Instructions to follow = Omit every picture, then give all the entries again exactly.

(Entries with figure data)

** begin **

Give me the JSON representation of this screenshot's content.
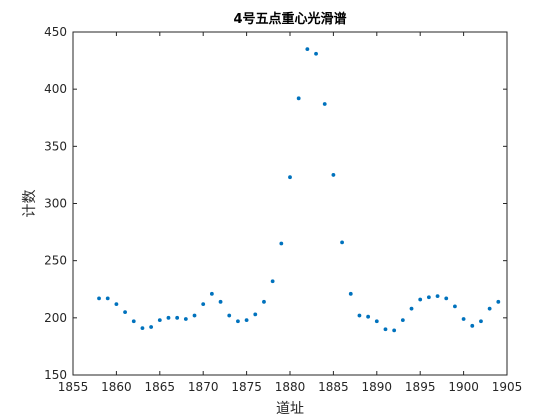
{
  "chart_data": {
    "type": "scatter",
    "title": "4号五点重心光滑谱",
    "xlabel": "道址",
    "ylabel": "计数",
    "xlim": [
      1855,
      1905
    ],
    "ylim": [
      150,
      450
    ],
    "xticks": [
      "1855",
      "1860",
      "1865",
      "1870",
      "1875",
      "1880",
      "1885",
      "1890",
      "1895",
      "1900",
      "1905"
    ],
    "yticks": [
      "150",
      "200",
      "250",
      "300",
      "350",
      "400",
      "450"
    ],
    "grid": false,
    "marker_color": "#0072BD",
    "x": [
      1858,
      1859,
      1860,
      1861,
      1862,
      1863,
      1864,
      1865,
      1866,
      1867,
      1868,
      1869,
      1870,
      1871,
      1872,
      1873,
      1874,
      1875,
      1876,
      1877,
      1878,
      1879,
      1880,
      1881,
      1882,
      1883,
      1884,
      1885,
      1886,
      1887,
      1888,
      1889,
      1890,
      1891,
      1892,
      1893,
      1894,
      1895,
      1896,
      1897,
      1898,
      1899,
      1900,
      1901,
      1902,
      1903,
      1904
    ],
    "y": [
      217,
      217,
      212,
      205,
      197,
      191,
      192,
      198,
      200,
      200,
      199,
      202,
      212,
      221,
      214,
      202,
      197,
      198,
      203,
      214,
      232,
      265,
      323,
      392,
      435,
      431,
      387,
      325,
      266,
      221,
      202,
      201,
      197,
      190,
      189,
      198,
      208,
      216,
      218,
      219,
      217,
      210,
      199,
      193,
      197,
      208,
      214
    ]
  }
}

** end **

Solution to the problem =
Give me the JSON representation of this screenshot's content.
{
  "chart_data": {
    "type": "scatter",
    "title": "4号五点重心光滑谱",
    "xlabel": "道址",
    "ylabel": "计数",
    "xlim": [
      1855,
      1905
    ],
    "ylim": [
      150,
      450
    ],
    "xticks": [
      "1855",
      "1860",
      "1865",
      "1870",
      "1875",
      "1880",
      "1885",
      "1890",
      "1895",
      "1900",
      "1905"
    ],
    "yticks": [
      "150",
      "200",
      "250",
      "300",
      "350",
      "400",
      "450"
    ],
    "grid": false,
    "marker_color": "#0072BD",
    "x": [
      1858,
      1859,
      1860,
      1861,
      1862,
      1863,
      1864,
      1865,
      1866,
      1867,
      1868,
      1869,
      1870,
      1871,
      1872,
      1873,
      1874,
      1875,
      1876,
      1877,
      1878,
      1879,
      1880,
      1881,
      1882,
      1883,
      1884,
      1885,
      1886,
      1887,
      1888,
      1889,
      1890,
      1891,
      1892,
      1893,
      1894,
      1895,
      1896,
      1897,
      1898,
      1899,
      1900,
      1901,
      1902,
      1903,
      1904
    ],
    "y": [
      217,
      217,
      212,
      205,
      197,
      191,
      192,
      198,
      200,
      200,
      199,
      202,
      212,
      221,
      214,
      202,
      197,
      198,
      203,
      214,
      232,
      265,
      323,
      392,
      435,
      431,
      387,
      325,
      266,
      221,
      202,
      201,
      197,
      190,
      189,
      198,
      208,
      216,
      218,
      219,
      217,
      210,
      199,
      193,
      197,
      208,
      214
    ]
  }
}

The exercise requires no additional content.